Task brief:
Look through the data and write out every line with the word "Management" in it.

Material:
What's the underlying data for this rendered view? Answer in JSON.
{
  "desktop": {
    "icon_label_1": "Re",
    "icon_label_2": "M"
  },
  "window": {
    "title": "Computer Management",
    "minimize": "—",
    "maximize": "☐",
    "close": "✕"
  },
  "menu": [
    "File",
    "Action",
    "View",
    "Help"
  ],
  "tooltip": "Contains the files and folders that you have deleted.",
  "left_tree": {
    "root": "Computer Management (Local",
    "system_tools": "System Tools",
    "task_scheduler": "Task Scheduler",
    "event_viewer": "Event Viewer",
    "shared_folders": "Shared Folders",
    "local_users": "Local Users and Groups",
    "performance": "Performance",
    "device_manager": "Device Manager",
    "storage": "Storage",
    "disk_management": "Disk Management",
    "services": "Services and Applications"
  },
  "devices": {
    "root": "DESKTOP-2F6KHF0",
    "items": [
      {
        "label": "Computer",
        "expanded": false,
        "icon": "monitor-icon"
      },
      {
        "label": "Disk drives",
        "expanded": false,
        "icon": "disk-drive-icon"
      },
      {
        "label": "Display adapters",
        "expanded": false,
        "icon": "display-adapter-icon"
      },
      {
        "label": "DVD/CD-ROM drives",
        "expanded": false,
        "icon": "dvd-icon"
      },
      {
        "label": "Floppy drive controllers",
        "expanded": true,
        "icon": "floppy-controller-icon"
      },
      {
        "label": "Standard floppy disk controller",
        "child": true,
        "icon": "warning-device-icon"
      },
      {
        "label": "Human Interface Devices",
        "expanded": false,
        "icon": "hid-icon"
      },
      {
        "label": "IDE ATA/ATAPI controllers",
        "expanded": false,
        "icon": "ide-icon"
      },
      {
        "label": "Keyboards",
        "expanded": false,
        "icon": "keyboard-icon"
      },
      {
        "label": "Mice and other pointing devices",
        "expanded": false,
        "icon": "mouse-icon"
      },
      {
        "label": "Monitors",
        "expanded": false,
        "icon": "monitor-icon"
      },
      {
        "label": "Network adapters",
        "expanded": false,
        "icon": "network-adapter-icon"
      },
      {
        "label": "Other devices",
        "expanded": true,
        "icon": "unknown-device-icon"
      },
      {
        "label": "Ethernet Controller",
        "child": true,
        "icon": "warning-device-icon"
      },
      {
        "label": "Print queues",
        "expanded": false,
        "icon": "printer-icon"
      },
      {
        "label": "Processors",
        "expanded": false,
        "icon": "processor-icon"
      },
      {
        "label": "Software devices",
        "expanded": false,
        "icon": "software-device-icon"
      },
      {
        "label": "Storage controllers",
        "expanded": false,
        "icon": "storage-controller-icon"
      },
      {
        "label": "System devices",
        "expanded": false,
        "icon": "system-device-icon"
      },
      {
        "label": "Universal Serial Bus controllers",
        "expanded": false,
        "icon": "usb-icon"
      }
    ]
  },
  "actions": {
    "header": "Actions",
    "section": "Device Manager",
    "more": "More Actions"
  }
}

The completed task:
    "title": "Computer Management",
    "root": "Computer Management (Local",
    "disk_management": "Disk Management",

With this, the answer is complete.